-- EXERCISE DIRECTIONS --
Omit every picture, then give all the entries again exactly.

(Dataset rows about figures)
============
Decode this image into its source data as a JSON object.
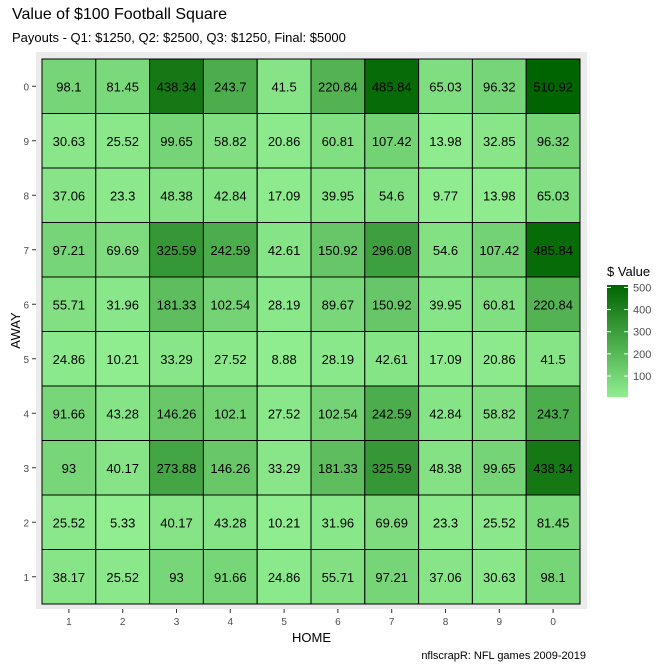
{
  "title": "Value of $100 Football Square",
  "subtitle": "Payouts - Q1: $1250, Q2: $2500, Q3: $1250, Final: $5000",
  "caption": "nflscrapR: NFL games 2009-2019",
  "colors": {
    "low": "#90ee90",
    "high": "#006400",
    "panel_bg": "#ebebeb",
    "tile_border": "#000000"
  },
  "chart_data": {
    "type": "heatmap",
    "xlabel": "HOME",
    "ylabel": "AWAY",
    "x_categories": [
      "1",
      "2",
      "3",
      "4",
      "5",
      "6",
      "7",
      "8",
      "9",
      "0"
    ],
    "y_categories": [
      "0",
      "9",
      "8",
      "7",
      "6",
      "5",
      "4",
      "3",
      "2",
      "1"
    ],
    "values": [
      [
        98.1,
        81.45,
        438.34,
        243.7,
        41.5,
        220.84,
        485.84,
        65.03,
        96.32,
        510.92
      ],
      [
        30.63,
        25.52,
        99.65,
        58.82,
        20.86,
        60.81,
        107.42,
        13.98,
        32.85,
        96.32
      ],
      [
        37.06,
        23.3,
        48.38,
        42.84,
        17.09,
        39.95,
        54.6,
        9.77,
        13.98,
        65.03
      ],
      [
        97.21,
        69.69,
        325.59,
        242.59,
        42.61,
        150.92,
        296.08,
        54.6,
        107.42,
        485.84
      ],
      [
        55.71,
        31.96,
        181.33,
        102.54,
        28.19,
        89.67,
        150.92,
        39.95,
        60.81,
        220.84
      ],
      [
        24.86,
        10.21,
        33.29,
        27.52,
        8.88,
        28.19,
        42.61,
        17.09,
        20.86,
        41.5
      ],
      [
        91.66,
        43.28,
        146.26,
        102.1,
        27.52,
        102.54,
        242.59,
        42.84,
        58.82,
        243.7
      ],
      [
        93,
        40.17,
        273.88,
        146.26,
        33.29,
        181.33,
        325.59,
        48.38,
        99.65,
        438.34
      ],
      [
        25.52,
        5.33,
        40.17,
        43.28,
        10.21,
        31.96,
        69.69,
        23.3,
        25.52,
        81.45
      ],
      [
        38.17,
        25.52,
        93,
        91.66,
        24.86,
        55.71,
        97.21,
        37.06,
        30.63,
        98.1
      ]
    ],
    "legend": {
      "title": "$ Value",
      "ticks": [
        100,
        200,
        300,
        400,
        500
      ],
      "range": [
        5.33,
        510.92
      ],
      "placement": "right"
    }
  }
}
============
-- SOLUTION --
Decode this image into its source data as a JSON object.
{
  "title": "Value of $100 Football Square",
  "subtitle": "Payouts - Q1: $1250, Q2: $2500, Q3: $1250, Final: $5000",
  "caption": "nflscrapR: NFL games 2009-2019",
  "colors": {
    "low": "#90ee90",
    "high": "#006400",
    "panel_bg": "#ebebeb",
    "tile_border": "#000000"
  },
  "chart_data": {
    "type": "heatmap",
    "xlabel": "HOME",
    "ylabel": "AWAY",
    "x_categories": [
      "1",
      "2",
      "3",
      "4",
      "5",
      "6",
      "7",
      "8",
      "9",
      "0"
    ],
    "y_categories": [
      "0",
      "9",
      "8",
      "7",
      "6",
      "5",
      "4",
      "3",
      "2",
      "1"
    ],
    "values": [
      [
        98.1,
        81.45,
        438.34,
        243.7,
        41.5,
        220.84,
        485.84,
        65.03,
        96.32,
        510.92
      ],
      [
        30.63,
        25.52,
        99.65,
        58.82,
        20.86,
        60.81,
        107.42,
        13.98,
        32.85,
        96.32
      ],
      [
        37.06,
        23.3,
        48.38,
        42.84,
        17.09,
        39.95,
        54.6,
        9.77,
        13.98,
        65.03
      ],
      [
        97.21,
        69.69,
        325.59,
        242.59,
        42.61,
        150.92,
        296.08,
        54.6,
        107.42,
        485.84
      ],
      [
        55.71,
        31.96,
        181.33,
        102.54,
        28.19,
        89.67,
        150.92,
        39.95,
        60.81,
        220.84
      ],
      [
        24.86,
        10.21,
        33.29,
        27.52,
        8.88,
        28.19,
        42.61,
        17.09,
        20.86,
        41.5
      ],
      [
        91.66,
        43.28,
        146.26,
        102.1,
        27.52,
        102.54,
        242.59,
        42.84,
        58.82,
        243.7
      ],
      [
        93,
        40.17,
        273.88,
        146.26,
        33.29,
        181.33,
        325.59,
        48.38,
        99.65,
        438.34
      ],
      [
        25.52,
        5.33,
        40.17,
        43.28,
        10.21,
        31.96,
        69.69,
        23.3,
        25.52,
        81.45
      ],
      [
        38.17,
        25.52,
        93,
        91.66,
        24.86,
        55.71,
        97.21,
        37.06,
        30.63,
        98.1
      ]
    ],
    "legend": {
      "title": "$ Value",
      "ticks": [
        100,
        200,
        300,
        400,
        500
      ],
      "range": [
        5.33,
        510.92
      ],
      "placement": "right"
    }
  }
}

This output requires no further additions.